Excerpts from a layout annotation set
------------------------------------

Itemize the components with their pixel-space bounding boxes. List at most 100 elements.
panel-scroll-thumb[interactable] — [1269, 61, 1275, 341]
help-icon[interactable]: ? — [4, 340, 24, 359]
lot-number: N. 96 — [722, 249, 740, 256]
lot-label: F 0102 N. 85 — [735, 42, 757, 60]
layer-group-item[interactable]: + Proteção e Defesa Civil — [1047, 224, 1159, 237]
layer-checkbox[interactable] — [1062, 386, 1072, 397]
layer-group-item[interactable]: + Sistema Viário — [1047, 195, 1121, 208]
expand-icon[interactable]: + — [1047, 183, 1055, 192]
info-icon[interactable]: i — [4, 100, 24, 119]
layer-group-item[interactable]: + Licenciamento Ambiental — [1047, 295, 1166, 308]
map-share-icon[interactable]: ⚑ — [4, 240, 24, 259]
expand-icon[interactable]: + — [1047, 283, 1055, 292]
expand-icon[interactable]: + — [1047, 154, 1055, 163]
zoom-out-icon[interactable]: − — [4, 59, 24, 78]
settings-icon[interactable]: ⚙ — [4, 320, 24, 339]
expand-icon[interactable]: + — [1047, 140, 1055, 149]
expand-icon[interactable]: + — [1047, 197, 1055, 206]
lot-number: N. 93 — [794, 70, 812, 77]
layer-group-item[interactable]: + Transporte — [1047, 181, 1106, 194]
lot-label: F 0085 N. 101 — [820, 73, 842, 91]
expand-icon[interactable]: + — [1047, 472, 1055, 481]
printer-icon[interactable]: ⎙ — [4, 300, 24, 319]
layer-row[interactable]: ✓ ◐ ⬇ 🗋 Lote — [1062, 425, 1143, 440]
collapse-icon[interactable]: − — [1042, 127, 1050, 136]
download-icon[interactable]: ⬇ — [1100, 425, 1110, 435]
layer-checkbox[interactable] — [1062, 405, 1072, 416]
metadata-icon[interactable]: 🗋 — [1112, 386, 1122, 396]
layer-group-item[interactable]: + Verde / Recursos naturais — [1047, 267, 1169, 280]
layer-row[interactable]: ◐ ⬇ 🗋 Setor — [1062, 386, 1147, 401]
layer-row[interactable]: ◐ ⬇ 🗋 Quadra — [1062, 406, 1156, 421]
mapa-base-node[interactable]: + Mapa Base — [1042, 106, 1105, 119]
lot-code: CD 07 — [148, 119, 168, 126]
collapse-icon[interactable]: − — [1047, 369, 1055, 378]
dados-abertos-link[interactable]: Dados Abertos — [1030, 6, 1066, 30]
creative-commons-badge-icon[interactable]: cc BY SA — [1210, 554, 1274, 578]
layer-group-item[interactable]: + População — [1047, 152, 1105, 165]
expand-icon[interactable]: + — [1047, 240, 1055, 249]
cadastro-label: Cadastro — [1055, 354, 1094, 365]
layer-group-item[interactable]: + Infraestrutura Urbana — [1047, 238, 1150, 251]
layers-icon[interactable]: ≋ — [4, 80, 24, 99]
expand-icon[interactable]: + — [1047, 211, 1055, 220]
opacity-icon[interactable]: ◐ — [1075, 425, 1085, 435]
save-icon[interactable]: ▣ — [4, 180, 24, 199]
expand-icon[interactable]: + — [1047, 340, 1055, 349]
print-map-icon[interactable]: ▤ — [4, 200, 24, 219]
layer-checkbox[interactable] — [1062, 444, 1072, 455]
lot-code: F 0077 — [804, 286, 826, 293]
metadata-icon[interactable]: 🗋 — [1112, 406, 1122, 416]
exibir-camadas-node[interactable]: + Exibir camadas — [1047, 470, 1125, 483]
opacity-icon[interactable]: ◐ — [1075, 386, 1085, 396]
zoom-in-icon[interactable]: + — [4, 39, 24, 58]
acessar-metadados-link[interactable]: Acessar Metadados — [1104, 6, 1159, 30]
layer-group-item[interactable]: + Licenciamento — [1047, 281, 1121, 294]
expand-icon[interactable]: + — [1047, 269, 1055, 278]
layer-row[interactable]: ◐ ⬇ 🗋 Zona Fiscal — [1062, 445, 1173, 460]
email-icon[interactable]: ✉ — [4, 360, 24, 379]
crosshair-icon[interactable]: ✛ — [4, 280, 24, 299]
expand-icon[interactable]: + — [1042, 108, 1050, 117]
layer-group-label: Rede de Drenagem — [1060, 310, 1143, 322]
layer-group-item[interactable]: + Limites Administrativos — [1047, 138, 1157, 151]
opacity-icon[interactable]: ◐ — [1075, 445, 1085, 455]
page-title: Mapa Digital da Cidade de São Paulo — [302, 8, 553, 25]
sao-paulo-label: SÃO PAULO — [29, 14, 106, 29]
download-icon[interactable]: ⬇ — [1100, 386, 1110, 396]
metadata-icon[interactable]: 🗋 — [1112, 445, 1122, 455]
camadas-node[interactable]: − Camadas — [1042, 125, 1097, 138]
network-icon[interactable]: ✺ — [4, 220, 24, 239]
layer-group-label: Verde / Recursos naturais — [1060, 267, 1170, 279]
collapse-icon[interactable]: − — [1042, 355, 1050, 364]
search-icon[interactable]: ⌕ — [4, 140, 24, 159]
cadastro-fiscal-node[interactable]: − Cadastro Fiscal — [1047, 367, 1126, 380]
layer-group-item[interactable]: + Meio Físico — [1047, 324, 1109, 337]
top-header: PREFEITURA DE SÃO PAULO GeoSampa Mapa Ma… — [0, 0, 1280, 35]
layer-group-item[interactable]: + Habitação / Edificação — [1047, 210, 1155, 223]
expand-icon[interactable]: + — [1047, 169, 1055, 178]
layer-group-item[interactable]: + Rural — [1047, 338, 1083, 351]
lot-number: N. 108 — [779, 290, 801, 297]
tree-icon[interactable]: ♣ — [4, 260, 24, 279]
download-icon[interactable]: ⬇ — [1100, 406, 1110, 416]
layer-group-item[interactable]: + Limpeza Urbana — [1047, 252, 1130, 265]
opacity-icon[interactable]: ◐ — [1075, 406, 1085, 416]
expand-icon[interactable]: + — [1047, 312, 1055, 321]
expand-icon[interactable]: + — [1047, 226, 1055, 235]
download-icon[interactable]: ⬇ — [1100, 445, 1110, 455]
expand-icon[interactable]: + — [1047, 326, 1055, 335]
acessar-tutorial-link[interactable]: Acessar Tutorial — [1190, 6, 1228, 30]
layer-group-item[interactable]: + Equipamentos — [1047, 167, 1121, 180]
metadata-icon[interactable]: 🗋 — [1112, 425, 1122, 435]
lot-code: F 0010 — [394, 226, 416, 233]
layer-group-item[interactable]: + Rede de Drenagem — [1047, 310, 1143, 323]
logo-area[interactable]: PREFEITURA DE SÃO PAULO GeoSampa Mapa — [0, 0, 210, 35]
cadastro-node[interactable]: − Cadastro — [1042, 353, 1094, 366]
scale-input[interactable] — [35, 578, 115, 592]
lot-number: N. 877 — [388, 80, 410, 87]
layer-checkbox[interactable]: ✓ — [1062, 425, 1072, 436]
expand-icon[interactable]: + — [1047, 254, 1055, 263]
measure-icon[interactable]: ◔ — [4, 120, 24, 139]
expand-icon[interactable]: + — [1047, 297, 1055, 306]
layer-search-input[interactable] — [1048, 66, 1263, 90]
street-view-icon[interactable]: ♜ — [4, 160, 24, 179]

------------------------------------

### Exercise goal
Quote every line of the records above word for word, without changing anything.

### Result below
Itemize the components with their pixel-space bounding boxes. List at most 100 elements.
panel-scroll-thumb[interactable] — [1269, 61, 1275, 341]
help-icon[interactable]: ? — [4, 340, 24, 359]
lot-number: N. 96 — [722, 249, 740, 256]
lot-label: F 0102 N. 85 — [735, 42, 757, 60]
layer-group-item[interactable]: + Proteção e Defesa Civil — [1047, 224, 1159, 237]
layer-checkbox[interactable] — [1062, 386, 1072, 397]
layer-group-item[interactable]: + Sistema Viário — [1047, 195, 1121, 208]
expand-icon[interactable]: + — [1047, 183, 1055, 192]
info-icon[interactable]: i — [4, 100, 24, 119]
layer-group-item[interactable]: + Licenciamento Ambiental — [1047, 295, 1166, 308]
map-share-icon[interactable]: ⚑ — [4, 240, 24, 259]
expand-icon[interactable]: + — [1047, 283, 1055, 292]
expand-icon[interactable]: + — [1047, 154, 1055, 163]
zoom-out-icon[interactable]: − — [4, 59, 24, 78]
settings-icon[interactable]: ⚙ — [4, 320, 24, 339]
expand-icon[interactable]: + — [1047, 140, 1055, 149]
expand-icon[interactable]: + — [1047, 197, 1055, 206]
lot-number: N. 93 — [794, 70, 812, 77]
layer-group-item[interactable]: + Transporte — [1047, 181, 1106, 194]
lot-label: F 0085 N. 101 — [820, 73, 842, 91]
expand-icon[interactable]: + — [1047, 472, 1055, 481]
printer-icon[interactable]: ⎙ — [4, 300, 24, 319]
layer-row[interactable]: ✓ ◐ ⬇ 🗋 Lote — [1062, 425, 1143, 440]
collapse-icon[interactable]: − — [1042, 127, 1050, 136]
download-icon[interactable]: ⬇ — [1100, 425, 1110, 435]
layer-checkbox[interactable] — [1062, 405, 1072, 416]
metadata-icon[interactable]: 🗋 — [1112, 386, 1122, 396]
layer-group-item[interactable]: + Verde / Recursos naturais — [1047, 267, 1169, 280]
layer-row[interactable]: ◐ ⬇ 🗋 Setor — [1062, 386, 1147, 401]
layer-row[interactable]: ◐ ⬇ 🗋 Quadra — [1062, 406, 1156, 421]
mapa-base-node[interactable]: + Mapa Base — [1042, 106, 1105, 119]
lot-code: CD 07 — [148, 119, 168, 126]
collapse-icon[interactable]: − — [1047, 369, 1055, 378]
dados-abertos-link[interactable]: Dados Abertos — [1030, 6, 1066, 30]
creative-commons-badge-icon[interactable]: cc BY SA — [1210, 554, 1274, 578]
layer-group-item[interactable]: + População — [1047, 152, 1105, 165]
expand-icon[interactable]: + — [1047, 240, 1055, 249]
cadastro-label: Cadastro — [1055, 354, 1094, 365]
layer-group-item[interactable]: + Infraestrutura Urbana — [1047, 238, 1150, 251]
layers-icon[interactable]: ≋ — [4, 80, 24, 99]
expand-icon[interactable]: + — [1047, 211, 1055, 220]
opacity-icon[interactable]: ◐ — [1075, 425, 1085, 435]
save-icon[interactable]: ▣ — [4, 180, 24, 199]
expand-icon[interactable]: + — [1047, 340, 1055, 349]
print-map-icon[interactable]: ▤ — [4, 200, 24, 219]
layer-checkbox[interactable] — [1062, 444, 1072, 455]
lot-code: F 0077 — [804, 286, 826, 293]
metadata-icon[interactable]: 🗋 — [1112, 406, 1122, 416]
exibir-camadas-node[interactable]: + Exibir camadas — [1047, 470, 1125, 483]
opacity-icon[interactable]: ◐ — [1075, 386, 1085, 396]
zoom-in-icon[interactable]: + — [4, 39, 24, 58]
acessar-metadados-link[interactable]: Acessar Metadados — [1104, 6, 1159, 30]
layer-group-item[interactable]: + Licenciamento — [1047, 281, 1121, 294]
expand-icon[interactable]: + — [1047, 269, 1055, 278]
layer-row[interactable]: ◐ ⬇ 🗋 Zona Fiscal — [1062, 445, 1173, 460]
email-icon[interactable]: ✉ — [4, 360, 24, 379]
crosshair-icon[interactable]: ✛ — [4, 280, 24, 299]
expand-icon[interactable]: + — [1042, 108, 1050, 117]
layer-group-label: Rede de Drenagem — [1060, 310, 1143, 322]
layer-group-item[interactable]: + Limites Administrativos — [1047, 138, 1157, 151]
opacity-icon[interactable]: ◐ — [1075, 445, 1085, 455]
page-title: Mapa Digital da Cidade de São Paulo — [302, 8, 553, 25]
sao-paulo-label: SÃO PAULO — [29, 14, 106, 29]
download-icon[interactable]: ⬇ — [1100, 386, 1110, 396]
metadata-icon[interactable]: 🗋 — [1112, 445, 1122, 455]
camadas-node[interactable]: − Camadas — [1042, 125, 1097, 138]
network-icon[interactable]: ✺ — [4, 220, 24, 239]
layer-group-label: Verde / Recursos naturais — [1060, 267, 1170, 279]
collapse-icon[interactable]: − — [1042, 355, 1050, 364]
search-icon[interactable]: ⌕ — [4, 140, 24, 159]
cadastro-fiscal-node[interactable]: − Cadastro Fiscal — [1047, 367, 1126, 380]
layer-group-item[interactable]: + Meio Físico — [1047, 324, 1109, 337]
top-header: PREFEITURA DE SÃO PAULO GeoSampa Mapa Ma… — [0, 0, 1280, 35]
layer-group-item[interactable]: + Habitação / Edificação — [1047, 210, 1155, 223]
expand-icon[interactable]: + — [1047, 169, 1055, 178]
layer-group-item[interactable]: + Rural — [1047, 338, 1083, 351]
lot-number: N. 108 — [779, 290, 801, 297]
tree-icon[interactable]: ♣ — [4, 260, 24, 279]
download-icon[interactable]: ⬇ — [1100, 406, 1110, 416]
layer-group-item[interactable]: + Limpeza Urbana — [1047, 252, 1130, 265]
opacity-icon[interactable]: ◐ — [1075, 406, 1085, 416]
expand-icon[interactable]: + — [1047, 312, 1055, 321]
expand-icon[interactable]: + — [1047, 226, 1055, 235]
download-icon[interactable]: ⬇ — [1100, 445, 1110, 455]
expand-icon[interactable]: + — [1047, 326, 1055, 335]
acessar-tutorial-link[interactable]: Acessar Tutorial — [1190, 6, 1228, 30]
layer-group-item[interactable]: + Equipamentos — [1047, 167, 1121, 180]
metadata-icon[interactable]: 🗋 — [1112, 425, 1122, 435]
lot-code: F 0010 — [394, 226, 416, 233]
layer-group-item[interactable]: + Rede de Drenagem — [1047, 310, 1143, 323]
logo-area[interactable]: PREFEITURA DE SÃO PAULO GeoSampa Mapa — [0, 0, 210, 35]
cadastro-node[interactable]: − Cadastro — [1042, 353, 1094, 366]
scale-input[interactable] — [35, 578, 115, 592]
lot-number: N. 877 — [388, 80, 410, 87]
layer-checkbox[interactable]: ✓ — [1062, 425, 1072, 436]
expand-icon[interactable]: + — [1047, 254, 1055, 263]
measure-icon[interactable]: ◔ — [4, 120, 24, 139]
expand-icon[interactable]: + — [1047, 297, 1055, 306]
layer-search-input[interactable] — [1048, 66, 1263, 90]
street-view-icon[interactable]: ♜ — [4, 160, 24, 179]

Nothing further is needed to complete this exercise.